Dataset items:

########################################

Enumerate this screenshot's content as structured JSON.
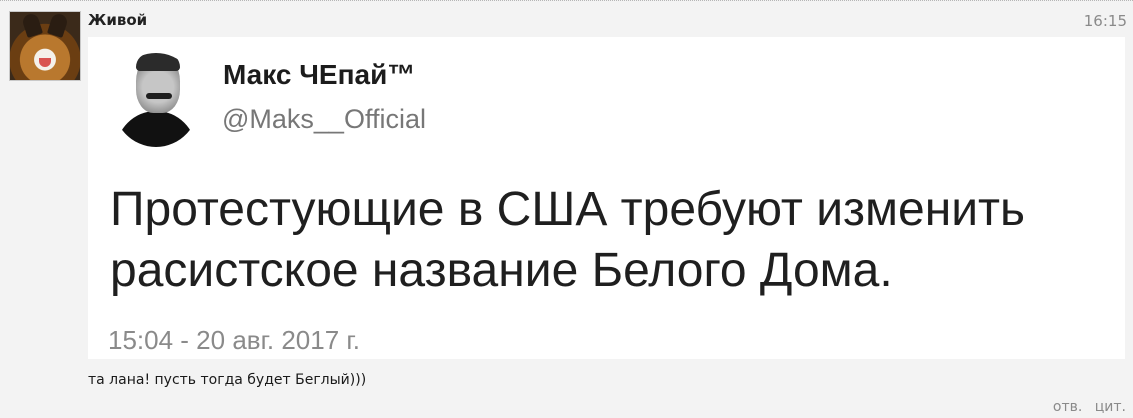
{
  "post": {
    "username": "Живой",
    "time": "16:15",
    "message": "та лана! пусть тогда будет Беглый)))",
    "actions": {
      "reply": "отв.",
      "quote": "цит."
    }
  },
  "tweet": {
    "author_name": "Макс ЧЕпай™",
    "author_handle": "@Maks__Official",
    "text_line1": "Протестующие в США требуют изменить",
    "text_line2": "расистское название Белого Дома.",
    "date": "15:04 - 20 авг. 2017 г."
  },
  "colors": {
    "page_bg": "#f3f3f3",
    "card_bg": "#ffffff",
    "muted": "#8a8a8a"
  }
}
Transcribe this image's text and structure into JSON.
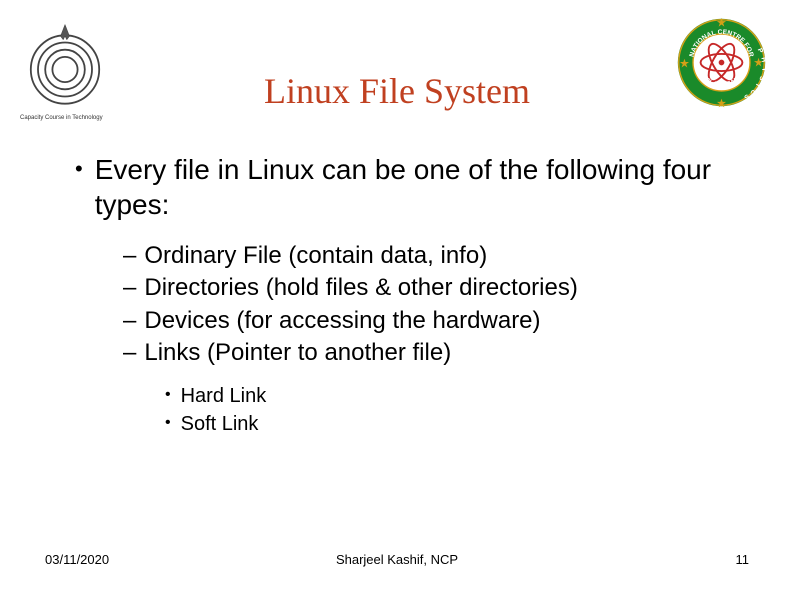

########################################

AIM – Output all of the data exactly as it stands, minus any images.

SOLUTION TO THIS TASK –
Enumerate this screenshot's content as structured JSON.
{
  "post": {
    "username": "Живой",
    "time": "16:15",
    "message": "та лана! пусть тогда будет Беглый)))",
    "actions": {
      "reply": "отв.",
      "quote": "цит."
    }
  },
  "tweet": {
    "author_name": "Макс ЧЕпай™",
    "author_handle": "@Maks__Official",
    "text_line1": "Протестующие в США требуют изменить",
    "text_line2": "расистское название Белого Дома.",
    "date": "15:04 - 20 авг. 2017 г."
  },
  "colors": {
    "page_bg": "#f3f3f3",
    "card_bg": "#ffffff",
    "muted": "#8a8a8a"
  }
}
Transcribe this image's text and structure into JSON.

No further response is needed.